** begin Source material **

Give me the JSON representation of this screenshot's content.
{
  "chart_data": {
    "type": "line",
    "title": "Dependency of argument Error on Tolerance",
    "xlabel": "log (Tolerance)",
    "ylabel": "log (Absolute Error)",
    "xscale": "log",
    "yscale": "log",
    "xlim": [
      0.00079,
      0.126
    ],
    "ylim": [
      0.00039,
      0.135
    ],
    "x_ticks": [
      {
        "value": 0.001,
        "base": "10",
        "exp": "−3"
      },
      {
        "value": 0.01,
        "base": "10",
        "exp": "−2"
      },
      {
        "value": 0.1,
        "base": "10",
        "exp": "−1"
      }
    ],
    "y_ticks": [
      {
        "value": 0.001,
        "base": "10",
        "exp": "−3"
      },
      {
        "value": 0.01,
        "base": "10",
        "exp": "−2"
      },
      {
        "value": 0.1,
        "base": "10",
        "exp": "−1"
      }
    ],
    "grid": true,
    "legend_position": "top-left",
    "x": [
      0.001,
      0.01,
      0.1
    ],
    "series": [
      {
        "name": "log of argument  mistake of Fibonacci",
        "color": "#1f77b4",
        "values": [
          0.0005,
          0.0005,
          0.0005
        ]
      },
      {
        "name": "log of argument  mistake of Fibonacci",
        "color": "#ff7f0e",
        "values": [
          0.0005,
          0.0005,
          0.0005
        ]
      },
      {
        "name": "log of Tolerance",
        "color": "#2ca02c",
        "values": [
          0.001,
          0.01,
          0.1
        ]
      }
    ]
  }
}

** end Source material **

--- Problem requirements ---
Look through the material and copy each line that has "color".

--- Output of the exercise ---
        "color": "#1f77b4",
        "color": "#ff7f0e",
        "color": "#2ca02c",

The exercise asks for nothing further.